● **Given request**
How many lines hold the string "心血管内科一"? Give only the number.

● **Dataset entries**

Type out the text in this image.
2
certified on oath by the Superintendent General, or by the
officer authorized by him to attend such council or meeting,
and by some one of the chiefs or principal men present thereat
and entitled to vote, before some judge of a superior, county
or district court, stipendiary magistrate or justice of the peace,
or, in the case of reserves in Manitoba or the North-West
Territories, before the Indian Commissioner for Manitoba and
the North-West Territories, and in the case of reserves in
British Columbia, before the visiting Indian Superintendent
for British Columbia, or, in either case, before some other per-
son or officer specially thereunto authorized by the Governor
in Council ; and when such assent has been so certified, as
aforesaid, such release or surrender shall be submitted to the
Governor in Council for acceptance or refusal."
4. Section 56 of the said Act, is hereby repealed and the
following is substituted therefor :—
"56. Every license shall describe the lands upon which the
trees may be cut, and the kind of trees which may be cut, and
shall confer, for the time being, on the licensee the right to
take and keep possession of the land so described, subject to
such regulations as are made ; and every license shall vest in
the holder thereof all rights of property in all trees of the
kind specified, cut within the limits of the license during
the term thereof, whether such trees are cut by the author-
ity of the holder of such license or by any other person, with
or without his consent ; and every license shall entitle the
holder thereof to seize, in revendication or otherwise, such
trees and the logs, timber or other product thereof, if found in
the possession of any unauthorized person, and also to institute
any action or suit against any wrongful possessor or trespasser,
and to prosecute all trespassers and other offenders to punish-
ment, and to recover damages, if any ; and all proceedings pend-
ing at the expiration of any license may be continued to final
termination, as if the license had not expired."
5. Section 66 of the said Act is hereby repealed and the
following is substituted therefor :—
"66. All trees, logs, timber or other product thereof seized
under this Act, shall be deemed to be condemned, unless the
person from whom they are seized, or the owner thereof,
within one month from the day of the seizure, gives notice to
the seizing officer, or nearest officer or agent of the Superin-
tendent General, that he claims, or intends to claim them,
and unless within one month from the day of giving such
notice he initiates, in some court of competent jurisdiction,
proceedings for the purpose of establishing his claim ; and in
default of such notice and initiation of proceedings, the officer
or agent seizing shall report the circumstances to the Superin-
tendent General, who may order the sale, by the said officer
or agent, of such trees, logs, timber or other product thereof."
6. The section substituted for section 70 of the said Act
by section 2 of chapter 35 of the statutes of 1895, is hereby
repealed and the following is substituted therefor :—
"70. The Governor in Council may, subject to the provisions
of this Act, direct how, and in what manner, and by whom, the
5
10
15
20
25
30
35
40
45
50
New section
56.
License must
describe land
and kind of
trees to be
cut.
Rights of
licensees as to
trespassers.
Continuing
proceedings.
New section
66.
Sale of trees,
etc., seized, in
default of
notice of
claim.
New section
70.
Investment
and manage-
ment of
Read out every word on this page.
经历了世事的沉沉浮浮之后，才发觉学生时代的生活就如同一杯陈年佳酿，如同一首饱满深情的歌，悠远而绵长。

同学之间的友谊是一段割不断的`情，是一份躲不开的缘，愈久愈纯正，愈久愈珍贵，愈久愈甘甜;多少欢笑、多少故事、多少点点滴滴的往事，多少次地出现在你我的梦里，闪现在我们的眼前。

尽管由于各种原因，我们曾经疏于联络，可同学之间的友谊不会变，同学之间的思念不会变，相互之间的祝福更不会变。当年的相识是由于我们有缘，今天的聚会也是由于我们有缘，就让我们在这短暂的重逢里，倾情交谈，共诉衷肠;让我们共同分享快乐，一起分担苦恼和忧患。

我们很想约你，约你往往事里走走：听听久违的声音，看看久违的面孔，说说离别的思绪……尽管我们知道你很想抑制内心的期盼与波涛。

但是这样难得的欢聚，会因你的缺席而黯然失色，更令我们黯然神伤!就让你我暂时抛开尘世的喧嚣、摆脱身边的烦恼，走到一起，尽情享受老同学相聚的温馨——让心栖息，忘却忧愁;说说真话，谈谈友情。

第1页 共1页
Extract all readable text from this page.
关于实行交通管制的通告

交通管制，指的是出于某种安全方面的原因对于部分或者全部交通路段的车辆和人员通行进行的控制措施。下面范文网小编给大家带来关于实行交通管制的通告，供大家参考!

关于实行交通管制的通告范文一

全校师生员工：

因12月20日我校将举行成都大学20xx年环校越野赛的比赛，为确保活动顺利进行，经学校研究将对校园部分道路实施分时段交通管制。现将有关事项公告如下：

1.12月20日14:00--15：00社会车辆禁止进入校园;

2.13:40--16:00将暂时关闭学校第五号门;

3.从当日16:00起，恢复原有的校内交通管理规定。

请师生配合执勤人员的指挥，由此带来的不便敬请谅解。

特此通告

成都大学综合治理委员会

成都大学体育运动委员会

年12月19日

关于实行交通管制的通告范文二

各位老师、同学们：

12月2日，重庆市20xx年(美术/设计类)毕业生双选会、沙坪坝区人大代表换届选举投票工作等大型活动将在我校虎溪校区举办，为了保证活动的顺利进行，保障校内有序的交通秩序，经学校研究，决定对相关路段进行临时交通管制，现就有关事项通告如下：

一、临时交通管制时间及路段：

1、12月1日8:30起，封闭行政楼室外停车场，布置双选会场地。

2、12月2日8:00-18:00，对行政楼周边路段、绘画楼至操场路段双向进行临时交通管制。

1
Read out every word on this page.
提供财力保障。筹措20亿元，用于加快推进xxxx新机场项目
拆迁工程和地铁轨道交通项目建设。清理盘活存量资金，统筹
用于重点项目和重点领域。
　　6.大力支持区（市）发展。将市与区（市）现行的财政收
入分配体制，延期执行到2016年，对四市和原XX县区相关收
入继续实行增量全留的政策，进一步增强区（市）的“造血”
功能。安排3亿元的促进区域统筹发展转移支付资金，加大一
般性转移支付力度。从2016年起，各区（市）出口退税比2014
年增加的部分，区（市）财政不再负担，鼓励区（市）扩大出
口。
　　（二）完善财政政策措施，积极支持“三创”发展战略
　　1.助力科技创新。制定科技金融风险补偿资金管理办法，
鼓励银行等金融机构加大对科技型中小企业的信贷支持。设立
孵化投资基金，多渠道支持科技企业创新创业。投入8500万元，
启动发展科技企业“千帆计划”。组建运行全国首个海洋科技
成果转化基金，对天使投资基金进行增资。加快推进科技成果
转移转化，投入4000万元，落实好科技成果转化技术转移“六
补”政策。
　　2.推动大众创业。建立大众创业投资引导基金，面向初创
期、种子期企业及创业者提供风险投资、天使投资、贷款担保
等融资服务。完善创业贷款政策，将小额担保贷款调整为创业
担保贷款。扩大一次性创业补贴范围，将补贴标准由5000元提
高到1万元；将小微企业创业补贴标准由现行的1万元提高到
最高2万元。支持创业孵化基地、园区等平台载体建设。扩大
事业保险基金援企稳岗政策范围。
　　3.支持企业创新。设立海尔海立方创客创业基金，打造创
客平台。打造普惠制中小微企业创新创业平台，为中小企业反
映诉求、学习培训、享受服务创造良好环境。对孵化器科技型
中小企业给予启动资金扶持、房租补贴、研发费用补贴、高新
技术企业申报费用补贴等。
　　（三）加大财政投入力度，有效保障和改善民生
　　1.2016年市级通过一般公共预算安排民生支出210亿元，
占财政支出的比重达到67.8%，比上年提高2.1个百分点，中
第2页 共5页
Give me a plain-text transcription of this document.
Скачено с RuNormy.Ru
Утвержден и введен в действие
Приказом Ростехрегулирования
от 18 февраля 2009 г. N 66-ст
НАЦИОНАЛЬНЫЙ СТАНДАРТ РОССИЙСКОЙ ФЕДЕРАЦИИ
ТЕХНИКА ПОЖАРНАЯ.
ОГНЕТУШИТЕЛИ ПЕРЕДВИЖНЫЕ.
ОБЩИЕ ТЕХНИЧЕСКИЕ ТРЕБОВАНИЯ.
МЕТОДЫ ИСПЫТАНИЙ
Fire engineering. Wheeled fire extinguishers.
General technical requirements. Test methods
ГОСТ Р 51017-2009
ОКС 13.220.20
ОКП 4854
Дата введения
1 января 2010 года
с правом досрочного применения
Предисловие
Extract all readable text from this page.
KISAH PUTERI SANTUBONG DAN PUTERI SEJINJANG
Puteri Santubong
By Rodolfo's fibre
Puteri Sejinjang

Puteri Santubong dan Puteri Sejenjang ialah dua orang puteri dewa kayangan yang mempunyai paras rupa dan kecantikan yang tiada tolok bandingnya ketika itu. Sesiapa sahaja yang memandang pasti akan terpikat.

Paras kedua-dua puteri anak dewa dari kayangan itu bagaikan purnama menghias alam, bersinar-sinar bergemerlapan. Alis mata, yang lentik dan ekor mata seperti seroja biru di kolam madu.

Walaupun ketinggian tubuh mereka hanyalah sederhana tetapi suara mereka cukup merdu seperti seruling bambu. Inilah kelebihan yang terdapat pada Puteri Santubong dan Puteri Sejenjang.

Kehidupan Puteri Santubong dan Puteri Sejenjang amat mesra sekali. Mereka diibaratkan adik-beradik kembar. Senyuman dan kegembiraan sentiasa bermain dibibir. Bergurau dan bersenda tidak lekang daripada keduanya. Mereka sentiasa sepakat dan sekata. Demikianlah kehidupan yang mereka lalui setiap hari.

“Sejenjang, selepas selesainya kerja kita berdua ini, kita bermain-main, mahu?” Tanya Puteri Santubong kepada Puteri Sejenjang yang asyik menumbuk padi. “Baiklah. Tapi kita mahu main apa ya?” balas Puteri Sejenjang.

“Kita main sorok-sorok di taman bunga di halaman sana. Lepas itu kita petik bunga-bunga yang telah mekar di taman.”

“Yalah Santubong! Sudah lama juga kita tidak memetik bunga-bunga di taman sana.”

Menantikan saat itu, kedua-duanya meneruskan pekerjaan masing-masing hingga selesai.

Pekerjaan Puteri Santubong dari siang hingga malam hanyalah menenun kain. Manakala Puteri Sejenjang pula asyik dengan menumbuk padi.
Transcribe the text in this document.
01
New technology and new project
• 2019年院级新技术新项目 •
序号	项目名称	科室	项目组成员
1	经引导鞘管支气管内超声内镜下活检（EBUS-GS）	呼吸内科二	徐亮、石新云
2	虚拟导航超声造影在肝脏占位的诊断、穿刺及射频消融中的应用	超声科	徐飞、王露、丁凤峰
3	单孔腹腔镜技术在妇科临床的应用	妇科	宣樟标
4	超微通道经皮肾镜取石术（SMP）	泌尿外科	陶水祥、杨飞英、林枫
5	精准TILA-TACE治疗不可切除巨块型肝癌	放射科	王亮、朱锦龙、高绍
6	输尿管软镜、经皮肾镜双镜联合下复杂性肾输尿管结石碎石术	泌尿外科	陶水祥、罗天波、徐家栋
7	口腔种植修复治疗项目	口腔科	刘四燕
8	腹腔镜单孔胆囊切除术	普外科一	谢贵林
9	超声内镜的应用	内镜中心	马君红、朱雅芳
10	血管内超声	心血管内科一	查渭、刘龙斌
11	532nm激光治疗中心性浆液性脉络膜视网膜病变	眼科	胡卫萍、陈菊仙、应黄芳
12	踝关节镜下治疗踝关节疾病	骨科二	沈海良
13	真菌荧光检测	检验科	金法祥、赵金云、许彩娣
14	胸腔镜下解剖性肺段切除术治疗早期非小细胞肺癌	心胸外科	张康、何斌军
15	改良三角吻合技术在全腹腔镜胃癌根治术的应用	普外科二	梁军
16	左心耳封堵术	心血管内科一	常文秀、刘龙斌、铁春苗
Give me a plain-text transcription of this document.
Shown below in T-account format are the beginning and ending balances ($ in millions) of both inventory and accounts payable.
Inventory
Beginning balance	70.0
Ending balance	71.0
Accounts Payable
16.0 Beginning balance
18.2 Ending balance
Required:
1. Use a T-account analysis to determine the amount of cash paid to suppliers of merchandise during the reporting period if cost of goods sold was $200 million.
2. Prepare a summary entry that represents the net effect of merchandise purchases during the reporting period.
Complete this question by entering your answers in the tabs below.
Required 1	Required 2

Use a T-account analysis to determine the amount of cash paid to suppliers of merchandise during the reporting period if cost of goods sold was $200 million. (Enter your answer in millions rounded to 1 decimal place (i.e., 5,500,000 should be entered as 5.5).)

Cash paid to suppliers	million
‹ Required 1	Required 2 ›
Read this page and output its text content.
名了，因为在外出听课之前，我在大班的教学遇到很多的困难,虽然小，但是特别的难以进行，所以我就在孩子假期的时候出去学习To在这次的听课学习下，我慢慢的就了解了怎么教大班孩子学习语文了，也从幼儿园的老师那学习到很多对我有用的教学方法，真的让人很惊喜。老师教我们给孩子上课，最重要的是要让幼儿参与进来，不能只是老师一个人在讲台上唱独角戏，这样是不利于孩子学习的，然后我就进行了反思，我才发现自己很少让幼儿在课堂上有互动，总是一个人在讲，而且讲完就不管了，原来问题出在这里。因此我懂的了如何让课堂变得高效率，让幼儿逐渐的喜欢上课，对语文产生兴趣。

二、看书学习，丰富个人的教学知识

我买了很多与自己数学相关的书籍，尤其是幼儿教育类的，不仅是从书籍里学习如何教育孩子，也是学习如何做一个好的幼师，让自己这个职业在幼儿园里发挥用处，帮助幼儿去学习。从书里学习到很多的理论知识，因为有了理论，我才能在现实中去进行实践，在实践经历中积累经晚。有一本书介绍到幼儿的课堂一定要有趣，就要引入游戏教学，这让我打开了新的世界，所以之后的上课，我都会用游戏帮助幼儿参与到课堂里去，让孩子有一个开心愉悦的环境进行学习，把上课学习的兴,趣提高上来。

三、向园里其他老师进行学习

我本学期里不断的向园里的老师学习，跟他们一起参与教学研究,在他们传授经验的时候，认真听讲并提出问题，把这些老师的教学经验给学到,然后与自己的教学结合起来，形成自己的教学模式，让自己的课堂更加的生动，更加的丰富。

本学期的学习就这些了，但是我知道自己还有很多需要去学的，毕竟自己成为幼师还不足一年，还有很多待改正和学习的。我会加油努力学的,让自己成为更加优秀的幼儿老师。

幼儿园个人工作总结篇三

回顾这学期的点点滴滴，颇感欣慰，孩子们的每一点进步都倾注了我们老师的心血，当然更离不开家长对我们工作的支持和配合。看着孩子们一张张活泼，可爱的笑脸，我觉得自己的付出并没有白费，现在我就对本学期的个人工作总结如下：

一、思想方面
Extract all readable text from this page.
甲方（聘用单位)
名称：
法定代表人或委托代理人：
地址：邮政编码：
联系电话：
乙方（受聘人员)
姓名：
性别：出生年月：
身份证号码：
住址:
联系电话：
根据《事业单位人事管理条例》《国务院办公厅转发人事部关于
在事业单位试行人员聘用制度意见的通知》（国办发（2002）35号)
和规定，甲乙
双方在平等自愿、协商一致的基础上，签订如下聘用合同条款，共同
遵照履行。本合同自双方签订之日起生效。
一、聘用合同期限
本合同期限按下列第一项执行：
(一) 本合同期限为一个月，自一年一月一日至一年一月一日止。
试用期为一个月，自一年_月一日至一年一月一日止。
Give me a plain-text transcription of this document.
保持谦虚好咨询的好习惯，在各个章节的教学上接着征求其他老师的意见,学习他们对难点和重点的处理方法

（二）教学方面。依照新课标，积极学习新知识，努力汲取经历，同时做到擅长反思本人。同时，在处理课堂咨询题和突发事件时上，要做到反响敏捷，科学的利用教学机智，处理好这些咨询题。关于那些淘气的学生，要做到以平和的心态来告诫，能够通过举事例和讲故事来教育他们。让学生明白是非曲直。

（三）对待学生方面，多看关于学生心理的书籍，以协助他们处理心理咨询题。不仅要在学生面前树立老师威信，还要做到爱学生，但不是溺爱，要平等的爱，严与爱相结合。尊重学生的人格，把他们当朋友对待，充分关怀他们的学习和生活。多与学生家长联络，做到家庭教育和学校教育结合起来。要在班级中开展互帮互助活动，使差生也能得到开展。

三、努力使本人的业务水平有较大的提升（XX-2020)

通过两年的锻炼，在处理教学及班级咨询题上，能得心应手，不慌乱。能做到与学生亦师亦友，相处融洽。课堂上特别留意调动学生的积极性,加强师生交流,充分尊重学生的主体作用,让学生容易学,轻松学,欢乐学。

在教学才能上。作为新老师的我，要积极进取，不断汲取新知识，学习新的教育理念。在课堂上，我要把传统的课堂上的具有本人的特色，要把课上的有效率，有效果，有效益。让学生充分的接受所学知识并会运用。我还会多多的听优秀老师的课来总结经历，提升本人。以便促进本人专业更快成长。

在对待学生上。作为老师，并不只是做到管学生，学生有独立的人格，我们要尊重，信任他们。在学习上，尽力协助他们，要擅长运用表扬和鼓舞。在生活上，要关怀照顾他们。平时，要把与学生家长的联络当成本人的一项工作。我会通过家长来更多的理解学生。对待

● **Result for this task**
2